» **Written task**
Among the lines below, count those with "Admission". Give the total alone.

-------- Records for processing

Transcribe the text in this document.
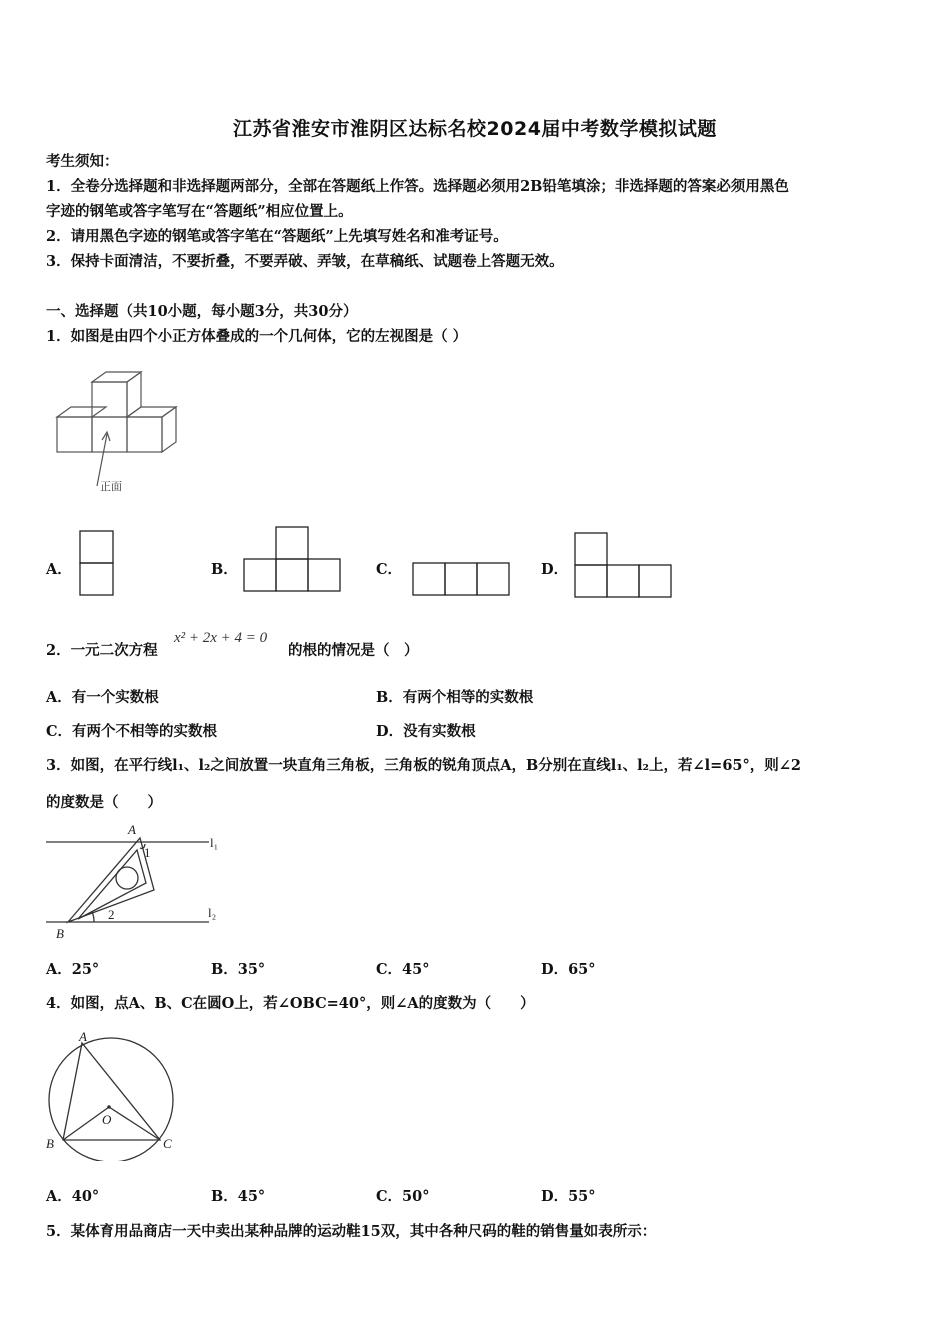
江苏省淮安市淮阴区达标名校2024届中考数学模拟试题
考生须知：
1．全卷分选择题和非选择题两部分，全部在答题纸上作答。选择题必须用2B铅笔填涂；非选择题的答案必须用黑色
字迹的钢笔或答字笔写在“答题纸”相应位置上。
2．请用黑色字迹的钢笔或答字笔在“答题纸”上先填写姓名和准考证号。
3．保持卡面清洁，不要折叠，不要弄破、弄皱，在草稿纸、试题卷上答题无效。
一、选择题（共10小题，每小题3分，共30分）
1．如图是由四个小正方体叠成的一个几何体，它的左视图是（ ）
正面
A．	B．	C．	D．
2．一元二次方程
x² + 2x + 4 = 0
的根的情况是（　）
A．有一个实数根	B．有两个相等的实数根
C．有两个不相等的实数根	D．没有实数根
3．如图，在平行线l₁、l₂之间放置一块直角三角板，三角板的锐角顶点A，B分别在直线l₁、l₂上，若∠l=65°，则∠2
的度数是（　　）
A
B
1
2
l₁
l₂
A．25°	B．35°	C．45°	D．65°
4．如图，点A、B、C在圆O上，若∠OBC=40°，则∠A的度数为（　　）
A
B	C
O
A．40°	B．45°	C．50°	D．55°
5．某体育用品商店一天中卖出某种品牌的运动鞋15双，其中各种尺码的鞋的销售量如表所示：
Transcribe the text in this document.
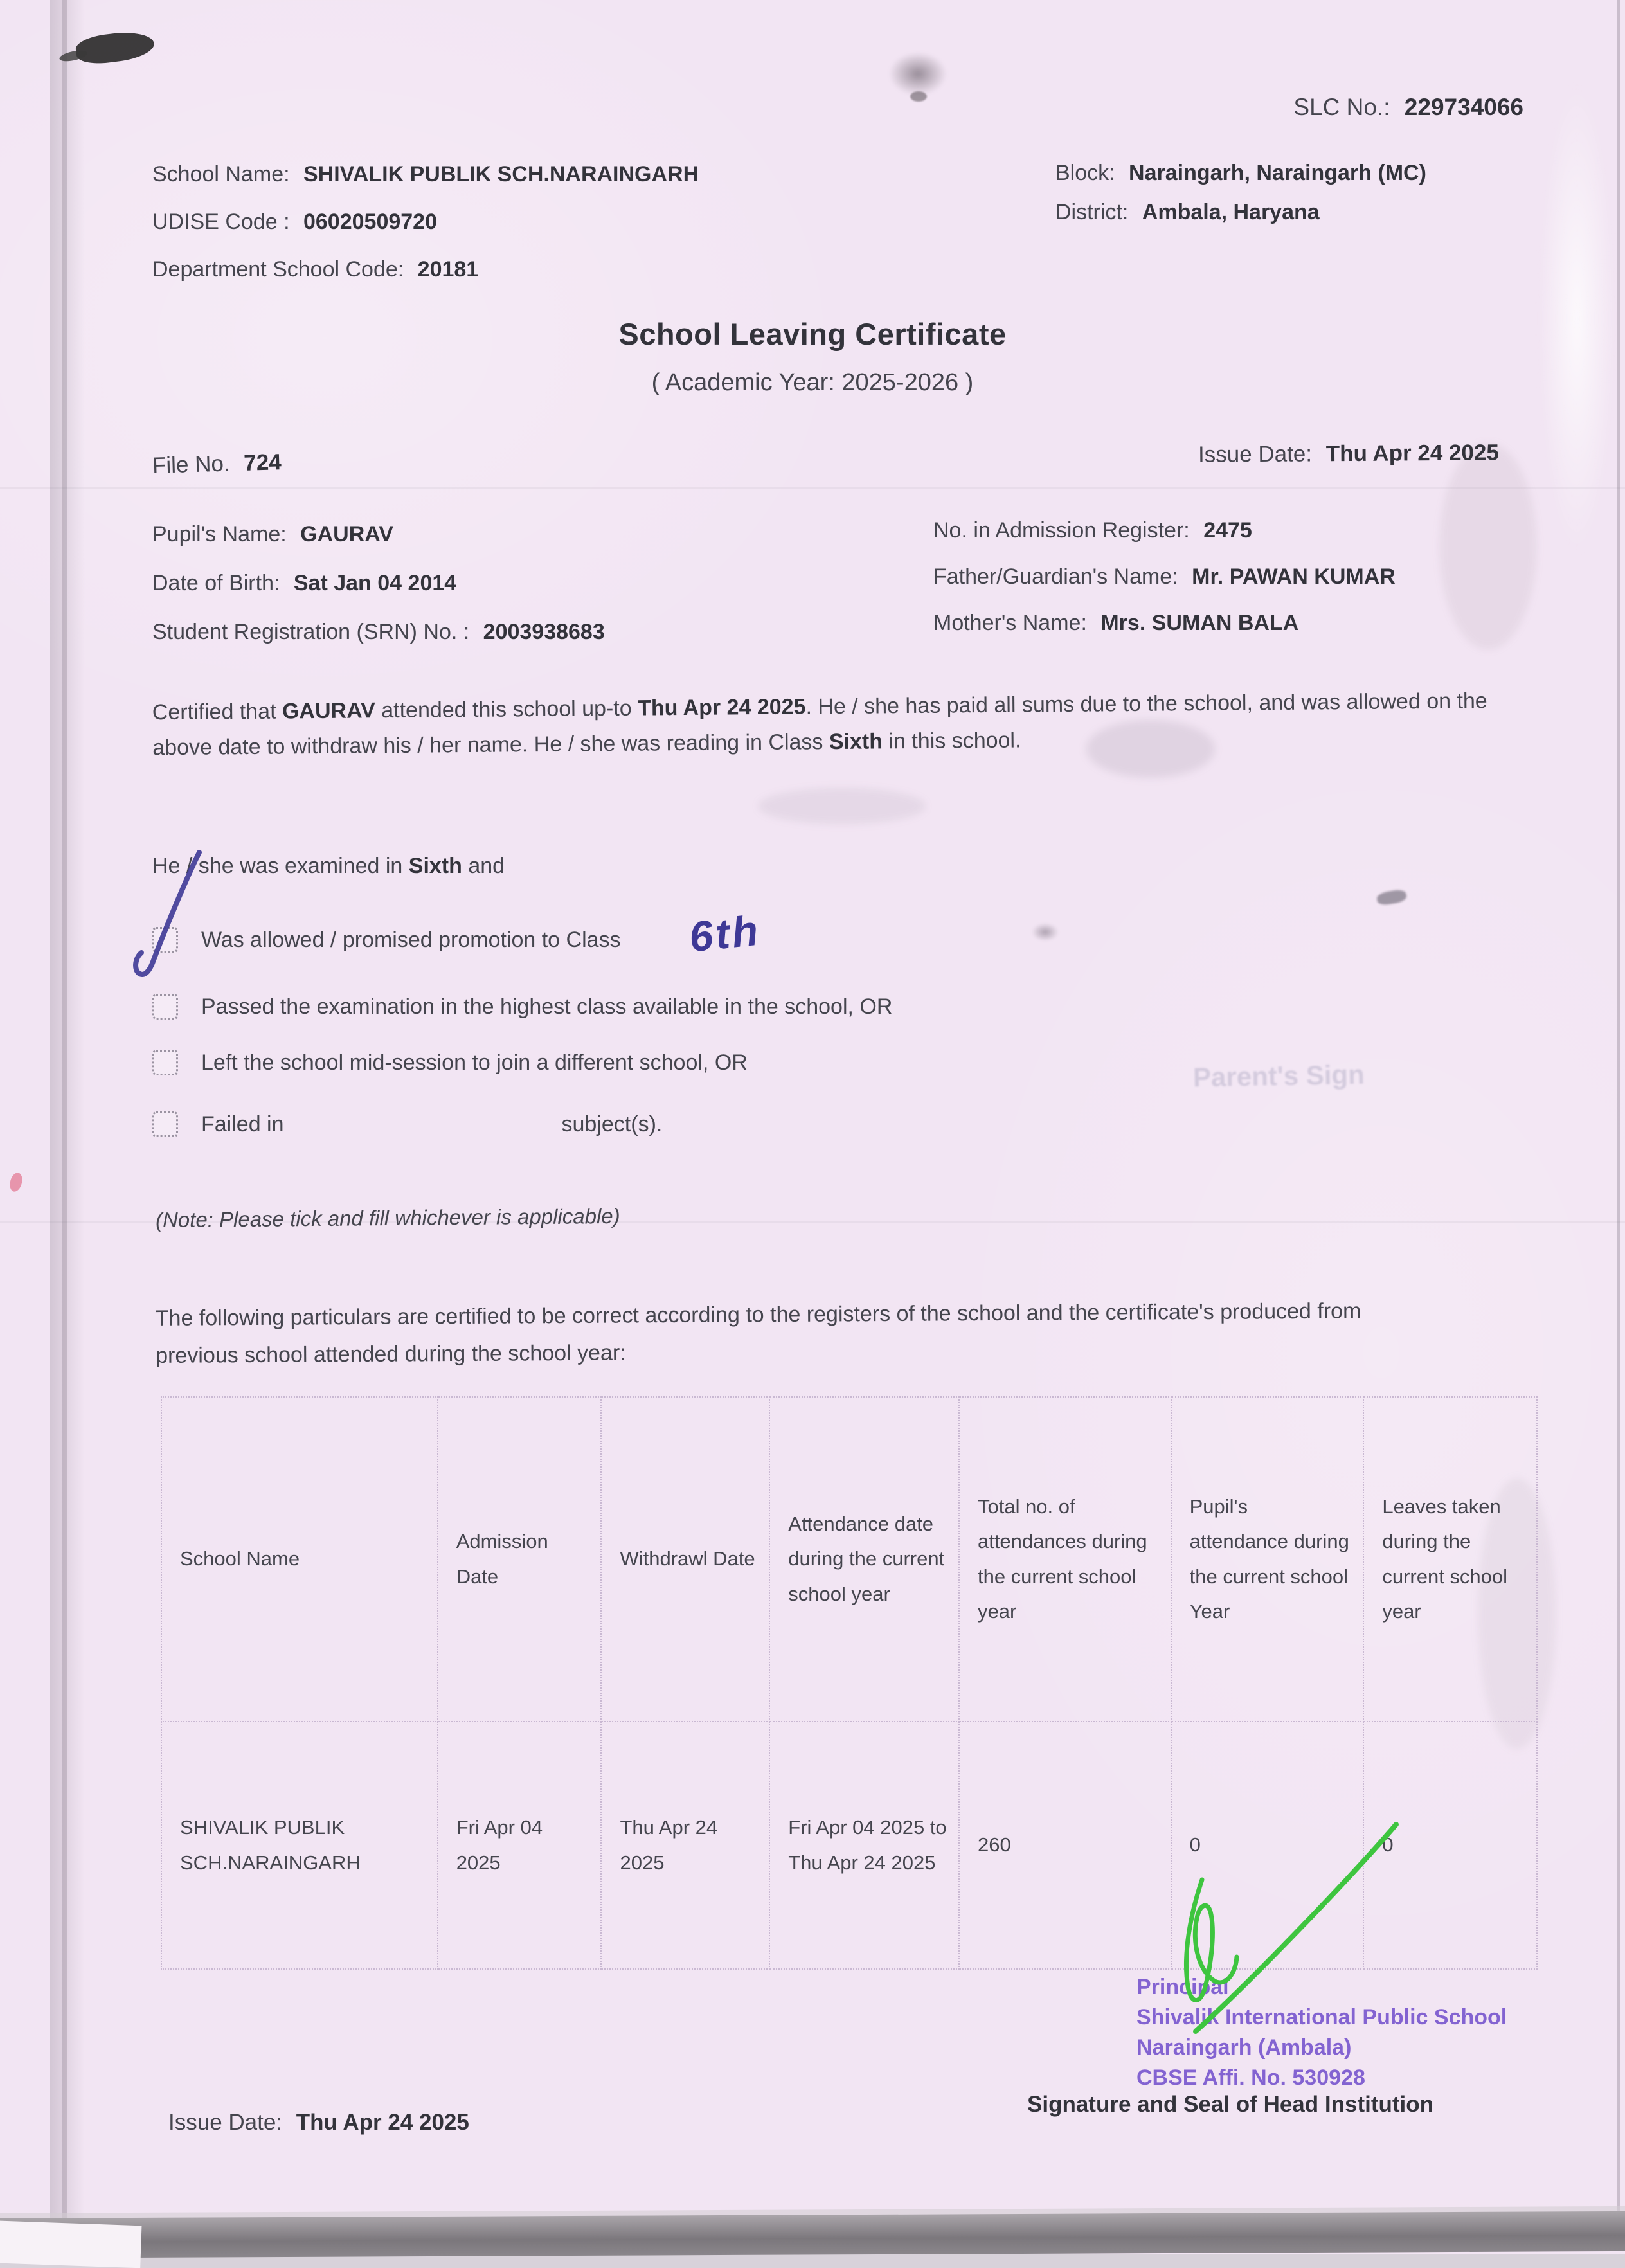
SLC No.: 229734066
School Name: SHIVALIK PUBLIK SCH.NARAINGARH
UDISE Code : 06020509720
Department School Code: 20181
Block: Naraingarh, Naraingarh (MC)
District: Ambala, Haryana
School Leaving Certificate
( Academic Year: 2025-2026 )
File No. 724	Issue Date: Thu Apr 24 2025
Pupil's Name: GAURAV
Date of Birth: Sat Jan 04 2014
Student Registration (SRN) No. : 2003938683
No. in Admission Register: 2475
Father/Guardian's Name: Mr. PAWAN KUMAR
Mother's Name: Mrs. SUMAN BALA
Certified that GAURAV attended this school up-to Thu Apr 24 2025. He / she has paid all sums due to the school, and was allowed on the above date to withdraw his / her name. He / she was reading in Class Sixth in this school.
He / she was examined in Sixth and
Was allowed / promised promotion to Class
Passed the examination in the highest class available in the school, OR
Left the school mid-session to join a different school, OR
Failed in	subject(s).
6th
(Note: Please tick and fill whichever is applicable)
The following particulars are certified to be correct according to the registers of the school and the certificate's produced from previous school attended during the school year:
School Name	Admission Date	Withdrawl Date	Attendance date during the current school year	Total no. of attendances during the current school year	Pupil's attendance during the current school Year	Leaves taken during the current school year
SHIVALIK PUBLIK SCH.NARAINGARH	Fri Apr 04 2025	Thu Apr 24 2025	Fri Apr 04 2025 to Thu Apr 24 2025	260	0	0
Principal
Shivalik International Public School
Naraingarh (Ambala)
CBSE Affi. No. 530928
Signature and Seal of Head Institution
Issue Date: Thu Apr 24 2025
Parent's Sign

----------------

» **Answer to this exercise**
2